- _Enunciado_: Transcreve do excerto sobre as conversas de uma mãe com os filhos o trecho que começa em "- Afonso... vamos" e termina em "- Eu, Afonso?".

- _Excerto do texto_:
════════════════

Aconselho todas as mães a seguirem o exemplo. Sair da casa de banho com os dois filhos penteadinhos e cheirosos, calminhos para se sentarem à mesa, e nós-mulheres cheirosas, hidratadas, com os cabelos macios e bens-dispostas (porque afinal temos tempo para tratar de nós), faz-nos bem a nós, e os maridos também agradecem!
(Afonso a acordar, depois de uma noite em que não foi a mãe que o pôs na cama porque não estava em casa)
- Mamã... eu não me lembro do teu beijinho de boa-noite... Mas sonhei com ele.
Digam lá que não dá vontade de o comer com beijos...
(Afonso nu a olhar para a sua pilinha)
- Ó mãe, é verdade que a minha pilinha tem raiz?
- Raiz, Afonso? Como as árvores?
- Sim. Eu acho que tem. (levanta a pilinha) Vês aqui este saquinho? Acho que a raiz está cá dentro...
(Afonso sobreo futuro parte II)
- Mãe, é verdade que, quando eu crescer, já vai haver naves?
- Talvez, filho...
- Então eu vou ser um piloto de naves e vou passear as pessoas pelos planetas.
- E qual vai ser o teu planeta preferido?
- (pausa para pensar) Ó mãe, como é que se chama um planeta onde tudo aquilo que eu quero acontece?
(...)
- Afonso... vamos abrir o teu mealheiro, para ver se já tens lá dinheiro para comprar a tua nave?
- Não, mãe. Eu não vou comprar a nave.
- Não? Então? És tu que vais construí-la?
(afastou-se e foi pensar um bocado. Umas 4 horas depois...)
- Mãe... estive a pensar com a minha cabeça. E és tu que me vais comprar a nave.
- Eu, Afonso?
- Sim. Quando eu crescer e já houver naves, tu ainda vais ser minha mãe...
- Sebastião, o que é que vais ser quando fores grande?
- Vou... (gaguejar e algum tempo com o olhar distante) fazer chupetas e dar aos meninos todos...

-Afonso, como é que vai ser a tua vida no futuro?
- Vou receber muito dinheiro das pessoas, arranjar uma namorada e dar muitos presentes aos meus filhos...

════════════════

- _Dados fornecidos_:
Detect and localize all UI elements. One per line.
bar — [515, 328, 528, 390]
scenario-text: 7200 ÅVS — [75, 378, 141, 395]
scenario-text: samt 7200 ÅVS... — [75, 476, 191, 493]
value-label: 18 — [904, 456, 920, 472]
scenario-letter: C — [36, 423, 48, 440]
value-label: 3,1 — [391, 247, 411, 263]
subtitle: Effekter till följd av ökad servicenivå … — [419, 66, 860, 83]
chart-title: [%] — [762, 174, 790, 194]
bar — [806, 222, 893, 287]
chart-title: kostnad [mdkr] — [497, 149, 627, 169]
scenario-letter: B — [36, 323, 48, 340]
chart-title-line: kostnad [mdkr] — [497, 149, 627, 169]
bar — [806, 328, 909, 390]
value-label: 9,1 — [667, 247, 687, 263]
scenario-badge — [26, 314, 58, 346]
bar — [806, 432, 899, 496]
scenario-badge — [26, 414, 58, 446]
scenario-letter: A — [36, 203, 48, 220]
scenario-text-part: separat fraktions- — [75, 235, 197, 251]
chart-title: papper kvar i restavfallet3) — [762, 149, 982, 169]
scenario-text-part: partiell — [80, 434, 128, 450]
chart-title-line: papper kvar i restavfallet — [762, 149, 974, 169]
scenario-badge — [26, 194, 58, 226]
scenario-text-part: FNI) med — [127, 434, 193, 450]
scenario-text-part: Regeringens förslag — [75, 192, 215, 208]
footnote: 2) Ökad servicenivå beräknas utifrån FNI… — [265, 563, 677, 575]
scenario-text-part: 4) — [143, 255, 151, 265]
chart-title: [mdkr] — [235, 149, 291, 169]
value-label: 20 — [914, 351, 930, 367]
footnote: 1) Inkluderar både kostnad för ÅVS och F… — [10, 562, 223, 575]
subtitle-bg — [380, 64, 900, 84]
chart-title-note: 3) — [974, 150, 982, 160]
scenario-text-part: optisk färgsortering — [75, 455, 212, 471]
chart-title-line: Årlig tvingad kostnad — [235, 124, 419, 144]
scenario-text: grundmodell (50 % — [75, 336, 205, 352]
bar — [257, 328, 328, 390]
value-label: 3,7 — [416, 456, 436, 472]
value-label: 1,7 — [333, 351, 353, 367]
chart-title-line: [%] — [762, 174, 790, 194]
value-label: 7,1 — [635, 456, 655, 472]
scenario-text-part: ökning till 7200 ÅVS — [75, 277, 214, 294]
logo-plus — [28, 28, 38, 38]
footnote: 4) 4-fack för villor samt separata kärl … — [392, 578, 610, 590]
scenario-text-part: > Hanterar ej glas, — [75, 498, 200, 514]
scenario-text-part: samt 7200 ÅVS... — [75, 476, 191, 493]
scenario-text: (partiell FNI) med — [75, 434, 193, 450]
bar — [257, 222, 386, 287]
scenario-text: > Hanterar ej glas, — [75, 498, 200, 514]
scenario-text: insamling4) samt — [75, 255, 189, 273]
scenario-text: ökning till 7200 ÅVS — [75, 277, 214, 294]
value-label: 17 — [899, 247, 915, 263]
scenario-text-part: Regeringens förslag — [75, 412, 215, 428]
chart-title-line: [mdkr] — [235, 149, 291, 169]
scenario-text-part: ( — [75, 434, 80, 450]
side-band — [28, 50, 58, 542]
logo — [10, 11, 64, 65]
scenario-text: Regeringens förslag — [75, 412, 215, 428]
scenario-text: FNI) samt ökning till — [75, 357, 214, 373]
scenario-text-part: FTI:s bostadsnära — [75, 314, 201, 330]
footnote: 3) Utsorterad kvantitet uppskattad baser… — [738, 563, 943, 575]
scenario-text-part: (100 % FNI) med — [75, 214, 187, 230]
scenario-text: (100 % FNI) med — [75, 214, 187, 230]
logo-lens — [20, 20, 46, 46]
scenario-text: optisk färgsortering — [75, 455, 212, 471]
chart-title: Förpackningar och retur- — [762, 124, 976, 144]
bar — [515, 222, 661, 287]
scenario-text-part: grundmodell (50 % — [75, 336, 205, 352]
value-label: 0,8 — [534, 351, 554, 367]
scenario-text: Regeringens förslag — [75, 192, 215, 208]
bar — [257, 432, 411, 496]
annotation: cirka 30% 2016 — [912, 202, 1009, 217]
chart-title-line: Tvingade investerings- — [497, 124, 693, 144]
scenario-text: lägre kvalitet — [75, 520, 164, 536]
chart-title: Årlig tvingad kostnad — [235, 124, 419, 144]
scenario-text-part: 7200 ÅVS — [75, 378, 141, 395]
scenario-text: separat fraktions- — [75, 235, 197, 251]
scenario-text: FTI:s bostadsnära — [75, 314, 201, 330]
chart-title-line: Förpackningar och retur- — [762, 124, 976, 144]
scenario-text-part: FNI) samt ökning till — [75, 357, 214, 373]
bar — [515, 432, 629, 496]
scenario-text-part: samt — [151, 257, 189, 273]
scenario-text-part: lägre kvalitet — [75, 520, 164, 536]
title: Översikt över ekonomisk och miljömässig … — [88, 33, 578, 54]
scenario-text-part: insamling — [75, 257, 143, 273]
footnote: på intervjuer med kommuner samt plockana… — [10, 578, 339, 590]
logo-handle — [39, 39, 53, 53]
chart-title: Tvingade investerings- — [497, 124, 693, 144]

════════════════

- _Resposta_:
- Afonso... vamos abrir o teu mealheiro, para ver se já tens lá dinheiro para comprar a tua nave?
- Não, mãe. Eu não vou comprar a nave.
- Não? Então? És tu que vais construí-la?
(afastou-se e foi pensar um bocado. Umas 4 horas depois...)
- Mãe... estive a pensar com a minha cabeça. E és tu que me vais comprar a nave.
- Eu, Afonso?